● Instruction
Set down the data below without change, skipping the pictures it holds.

Figure data in JSON

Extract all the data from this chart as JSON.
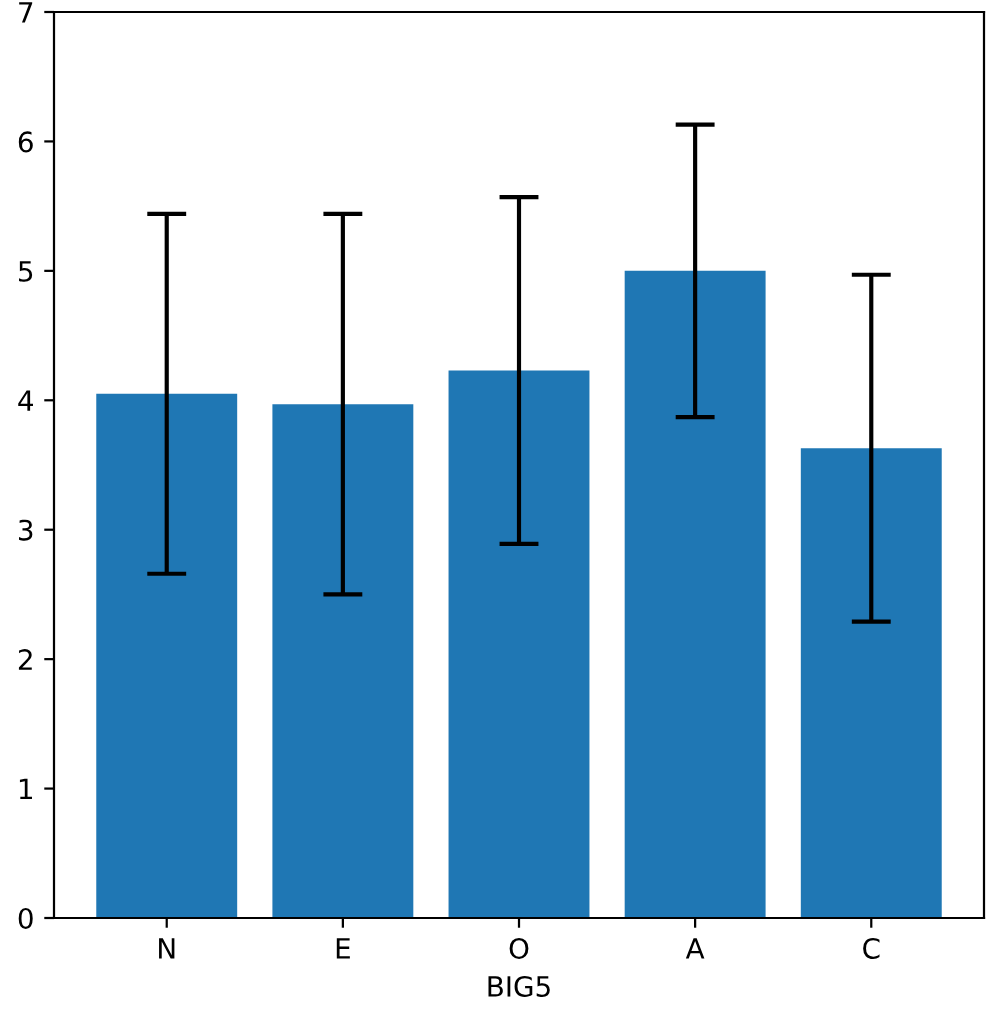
{
  "chart_data": {
    "type": "bar",
    "xlabel": "BIG5",
    "categories": [
      "N",
      "E",
      "O",
      "A",
      "C"
    ],
    "values": [
      4.05,
      3.97,
      4.23,
      5.0,
      3.63
    ],
    "errors": [
      1.39,
      1.47,
      1.34,
      1.13,
      1.34
    ],
    "color": "#1f77b4",
    "ylim": [
      0,
      7
    ],
    "yticks": [
      0,
      1,
      2,
      3,
      4,
      5,
      6,
      7
    ],
    "grid": false
  }
}
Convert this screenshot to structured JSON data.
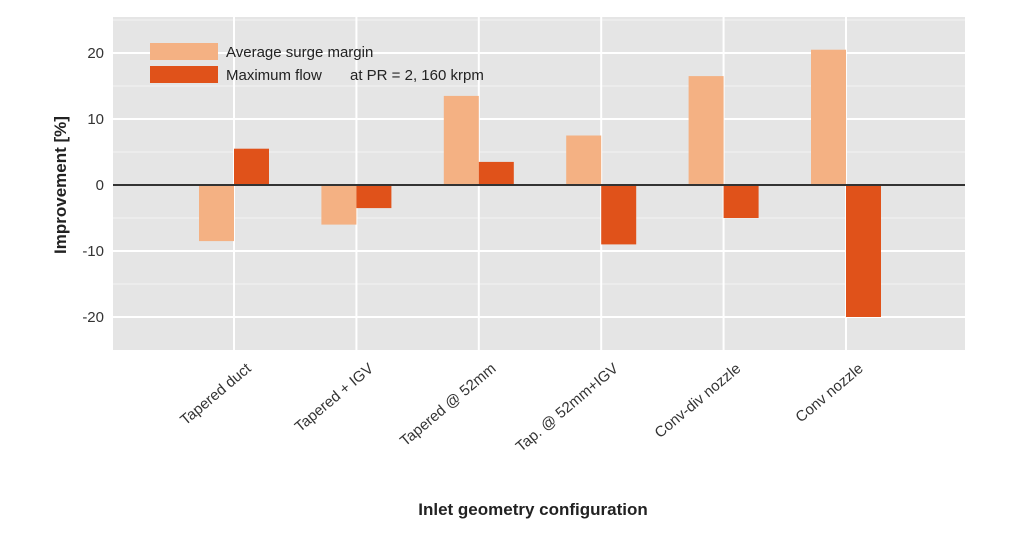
{
  "chart_data": {
    "type": "bar",
    "title": "",
    "xlabel": "Inlet geometry  configuration",
    "ylabel": "Improvement  [%]",
    "ylim": [
      -25,
      25
    ],
    "yticks": [
      -20,
      -10,
      0,
      10,
      20
    ],
    "grid": true,
    "legend_position": "top-left",
    "annotation": "at PR = 2, 160 krpm",
    "categories": [
      "Tapered  duct",
      "Tapered  + IGV",
      "Tapered  @ 52mm",
      "Tap. @ 52mm+IGV",
      "Conv-div  nozzle",
      "Conv  nozzle"
    ],
    "series": [
      {
        "name": "Average surge margin",
        "color": "#f4b183",
        "values": [
          -8.5,
          -6,
          13.5,
          7.5,
          16.5,
          20.5
        ]
      },
      {
        "name": "Maximum flow",
        "color": "#e0521a",
        "values": [
          5.5,
          -3.5,
          3.5,
          -9,
          -5,
          -20
        ]
      }
    ]
  }
}
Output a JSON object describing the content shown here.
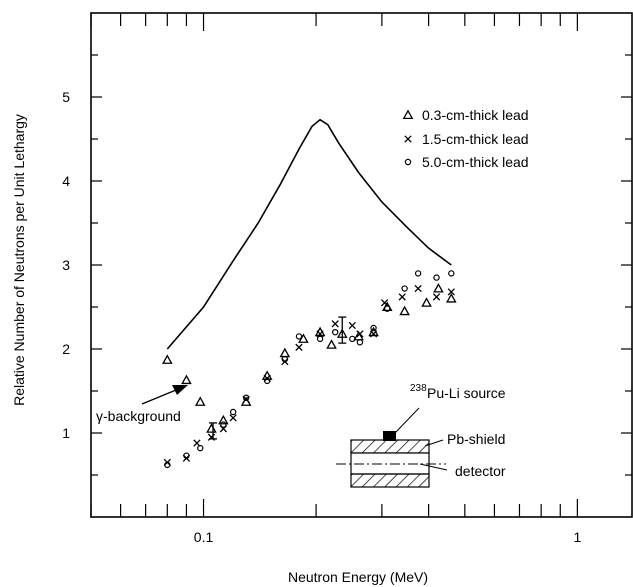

● Solution
Extract all the data from this chart as JSON.
{
  "chart_data": {
    "type": "bar",
    "xlabel": "BIG5",
    "categories": [
      "N",
      "E",
      "O",
      "A",
      "C"
    ],
    "values": [
      4.05,
      3.97,
      4.23,
      5.0,
      3.63
    ],
    "errors": [
      1.39,
      1.47,
      1.34,
      1.13,
      1.34
    ],
    "color": "#1f77b4",
    "ylim": [
      0,
      7
    ],
    "yticks": [
      0,
      1,
      2,
      3,
      4,
      5,
      6,
      7
    ],
    "grid": false
  }
}
Convert this screenshot to structured JSON data.
{
  "chart_data": {
    "type": "bar",
    "title": "",
    "xlabel": "Inlet geometry  configuration",
    "ylabel": "Improvement  [%]",
    "ylim": [
      -25,
      25
    ],
    "yticks": [
      -20,
      -10,
      0,
      10,
      20
    ],
    "grid": true,
    "legend_position": "top-left",
    "annotation": "at PR = 2, 160 krpm",
    "categories": [
      "Tapered  duct",
      "Tapered  + IGV",
      "Tapered  @ 52mm",
      "Tap. @ 52mm+IGV",
      "Conv-div  nozzle",
      "Conv  nozzle"
    ],
    "series": [
      {
        "name": "Average surge margin",
        "color": "#f4b183",
        "values": [
          -8.5,
          -6,
          13.5,
          7.5,
          16.5,
          20.5
        ]
      },
      {
        "name": "Maximum flow",
        "color": "#e0521a",
        "values": [
          5.5,
          -3.5,
          3.5,
          -9,
          -5,
          -20
        ]
      }
    ]
  }
}
Output a JSON object describing the content shown here.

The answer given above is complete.